[Boxed element entries]

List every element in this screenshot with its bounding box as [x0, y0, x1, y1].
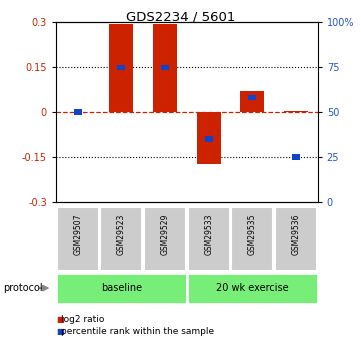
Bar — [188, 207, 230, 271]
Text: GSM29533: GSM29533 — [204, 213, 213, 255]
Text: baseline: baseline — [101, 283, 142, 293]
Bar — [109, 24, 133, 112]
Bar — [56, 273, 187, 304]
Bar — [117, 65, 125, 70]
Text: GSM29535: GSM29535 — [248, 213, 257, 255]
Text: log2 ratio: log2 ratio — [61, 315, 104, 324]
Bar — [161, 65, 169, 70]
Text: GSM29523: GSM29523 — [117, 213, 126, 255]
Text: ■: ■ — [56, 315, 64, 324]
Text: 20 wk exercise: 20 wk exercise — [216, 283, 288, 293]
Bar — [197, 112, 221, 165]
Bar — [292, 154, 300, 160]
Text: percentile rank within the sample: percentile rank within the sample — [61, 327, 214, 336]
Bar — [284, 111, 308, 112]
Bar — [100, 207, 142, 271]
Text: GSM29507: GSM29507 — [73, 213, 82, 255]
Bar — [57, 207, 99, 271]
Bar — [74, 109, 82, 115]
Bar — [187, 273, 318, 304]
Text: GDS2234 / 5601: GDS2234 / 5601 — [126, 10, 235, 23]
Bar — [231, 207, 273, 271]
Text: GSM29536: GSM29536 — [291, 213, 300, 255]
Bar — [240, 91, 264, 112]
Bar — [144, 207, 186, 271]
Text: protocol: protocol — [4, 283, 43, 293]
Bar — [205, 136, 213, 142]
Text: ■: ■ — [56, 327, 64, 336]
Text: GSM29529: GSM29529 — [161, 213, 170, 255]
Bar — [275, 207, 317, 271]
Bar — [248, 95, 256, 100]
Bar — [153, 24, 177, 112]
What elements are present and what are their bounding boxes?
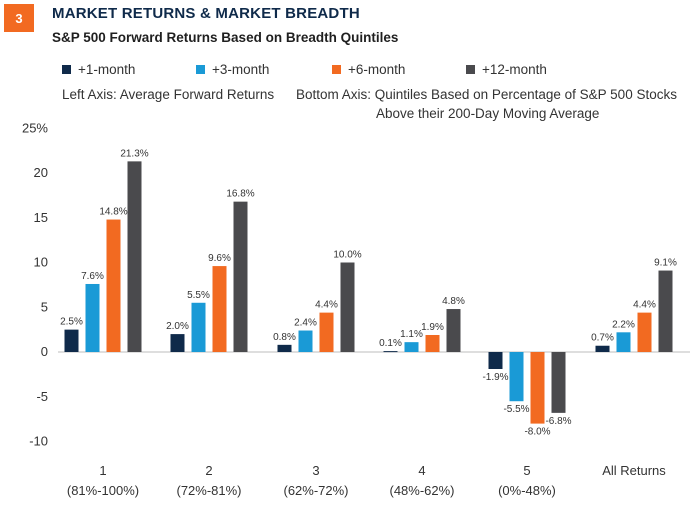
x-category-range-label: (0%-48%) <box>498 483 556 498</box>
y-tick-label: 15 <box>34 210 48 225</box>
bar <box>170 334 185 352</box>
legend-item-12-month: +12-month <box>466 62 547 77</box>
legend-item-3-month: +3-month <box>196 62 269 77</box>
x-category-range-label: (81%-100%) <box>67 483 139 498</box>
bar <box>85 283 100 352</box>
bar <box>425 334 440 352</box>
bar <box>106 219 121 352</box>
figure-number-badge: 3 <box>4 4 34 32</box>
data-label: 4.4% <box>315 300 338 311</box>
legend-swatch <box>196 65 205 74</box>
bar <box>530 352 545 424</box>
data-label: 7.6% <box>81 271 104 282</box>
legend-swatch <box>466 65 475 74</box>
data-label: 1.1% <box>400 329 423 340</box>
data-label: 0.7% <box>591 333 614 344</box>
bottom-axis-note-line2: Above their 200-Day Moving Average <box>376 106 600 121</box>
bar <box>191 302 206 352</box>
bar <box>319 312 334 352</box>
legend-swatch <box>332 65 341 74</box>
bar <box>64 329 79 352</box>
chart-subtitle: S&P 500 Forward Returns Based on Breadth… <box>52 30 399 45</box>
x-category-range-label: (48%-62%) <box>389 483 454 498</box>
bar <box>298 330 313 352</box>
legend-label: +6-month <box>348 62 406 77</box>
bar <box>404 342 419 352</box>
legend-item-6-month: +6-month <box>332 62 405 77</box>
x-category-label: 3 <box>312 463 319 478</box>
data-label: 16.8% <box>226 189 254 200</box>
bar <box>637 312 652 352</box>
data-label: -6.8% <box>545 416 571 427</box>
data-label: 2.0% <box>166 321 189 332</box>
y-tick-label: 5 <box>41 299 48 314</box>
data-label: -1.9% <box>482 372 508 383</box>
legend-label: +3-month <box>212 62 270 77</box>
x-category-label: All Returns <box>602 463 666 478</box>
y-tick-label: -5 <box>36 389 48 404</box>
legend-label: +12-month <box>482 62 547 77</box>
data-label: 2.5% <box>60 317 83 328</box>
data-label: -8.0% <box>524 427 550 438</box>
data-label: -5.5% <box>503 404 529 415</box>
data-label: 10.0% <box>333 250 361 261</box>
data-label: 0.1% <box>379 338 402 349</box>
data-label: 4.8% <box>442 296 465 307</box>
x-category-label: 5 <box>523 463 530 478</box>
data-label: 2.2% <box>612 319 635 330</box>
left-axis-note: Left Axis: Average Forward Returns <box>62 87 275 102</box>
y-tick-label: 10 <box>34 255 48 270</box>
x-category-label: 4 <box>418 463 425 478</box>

> **GOAL**: Extract every line of the records above, word for word, and omit the lines that stand for pictures.

> **EXERCISE RESULT**:
List every element in this screenshot with its bounding box as [x0, y0, x1, y1].
Bar — [188, 207, 230, 271]
Text: GSM29533: GSM29533 — [204, 213, 213, 255]
Text: baseline: baseline — [101, 283, 142, 293]
Bar — [109, 24, 133, 112]
Bar — [56, 273, 187, 304]
Bar — [117, 65, 125, 70]
Text: GSM29535: GSM29535 — [248, 213, 257, 255]
Text: log2 ratio: log2 ratio — [61, 315, 104, 324]
Bar — [161, 65, 169, 70]
Text: GSM29523: GSM29523 — [117, 213, 126, 255]
Text: ■: ■ — [56, 315, 64, 324]
Text: 20 wk exercise: 20 wk exercise — [216, 283, 288, 293]
Bar — [197, 112, 221, 165]
Bar — [292, 154, 300, 160]
Text: percentile rank within the sample: percentile rank within the sample — [61, 327, 214, 336]
Bar — [284, 111, 308, 112]
Bar — [100, 207, 142, 271]
Text: GSM29507: GSM29507 — [73, 213, 82, 255]
Bar — [57, 207, 99, 271]
Bar — [74, 109, 82, 115]
Bar — [187, 273, 318, 304]
Text: GDS2234 / 5601: GDS2234 / 5601 — [126, 10, 235, 23]
Bar — [231, 207, 273, 271]
Text: GSM29536: GSM29536 — [291, 213, 300, 255]
Bar — [240, 91, 264, 112]
Bar — [144, 207, 186, 271]
Text: protocol: protocol — [4, 283, 43, 293]
Bar — [205, 136, 213, 142]
Text: ■: ■ — [56, 327, 64, 336]
Text: GSM29529: GSM29529 — [161, 213, 170, 255]
Bar — [275, 207, 317, 271]
Bar — [248, 95, 256, 100]
Bar — [153, 24, 177, 112]
What elements are present and what are their bounding boxes?
x-category-range-label: (0%-48%) <box>498 483 556 498</box>
y-tick-label: 15 <box>34 210 48 225</box>
bar <box>170 334 185 352</box>
legend-item-12-month: +12-month <box>466 62 547 77</box>
legend-item-3-month: +3-month <box>196 62 269 77</box>
x-category-range-label: (81%-100%) <box>67 483 139 498</box>
bar <box>85 283 100 352</box>
bar <box>425 334 440 352</box>
bar <box>106 219 121 352</box>
figure-number-badge: 3 <box>4 4 34 32</box>
data-label: 4.4% <box>315 300 338 311</box>
legend-swatch <box>196 65 205 74</box>
bar <box>530 352 545 424</box>
data-label: 7.6% <box>81 271 104 282</box>
legend-swatch <box>466 65 475 74</box>
data-label: 1.1% <box>400 329 423 340</box>
data-label: 0.7% <box>591 333 614 344</box>
bottom-axis-note-line2: Above their 200-Day Moving Average <box>376 106 600 121</box>
bar <box>191 302 206 352</box>
bar <box>319 312 334 352</box>
legend-swatch <box>332 65 341 74</box>
bar <box>64 329 79 352</box>
chart-subtitle: S&P 500 Forward Returns Based on Breadth… <box>52 30 399 45</box>
x-category-range-label: (48%-62%) <box>389 483 454 498</box>
bar <box>298 330 313 352</box>
legend-label: +6-month <box>348 62 406 77</box>
bar <box>404 342 419 352</box>
legend-item-6-month: +6-month <box>332 62 405 77</box>
x-category-label: 3 <box>312 463 319 478</box>
data-label: 16.8% <box>226 189 254 200</box>
bar <box>637 312 652 352</box>
data-label: -6.8% <box>545 416 571 427</box>
data-label: 2.0% <box>166 321 189 332</box>
y-tick-label: 5 <box>41 299 48 314</box>
data-label: -1.9% <box>482 372 508 383</box>
legend-label: +3-month <box>212 62 270 77</box>
x-category-label: All Returns <box>602 463 666 478</box>
y-tick-label: -5 <box>36 389 48 404</box>
legend-label: +12-month <box>482 62 547 77</box>
data-label: 2.5% <box>60 317 83 328</box>
data-label: -8.0% <box>524 427 550 438</box>
data-label: -5.5% <box>503 404 529 415</box>
data-label: 10.0% <box>333 250 361 261</box>
data-label: 0.1% <box>379 338 402 349</box>
data-label: 4.8% <box>442 296 465 307</box>
x-category-label: 5 <box>523 463 530 478</box>
data-label: 2.2% <box>612 319 635 330</box>
left-axis-note: Left Axis: Average Forward Returns <box>62 87 275 102</box>
y-tick-label: 10 <box>34 255 48 270</box>
x-category-label: 4 <box>418 463 425 478</box>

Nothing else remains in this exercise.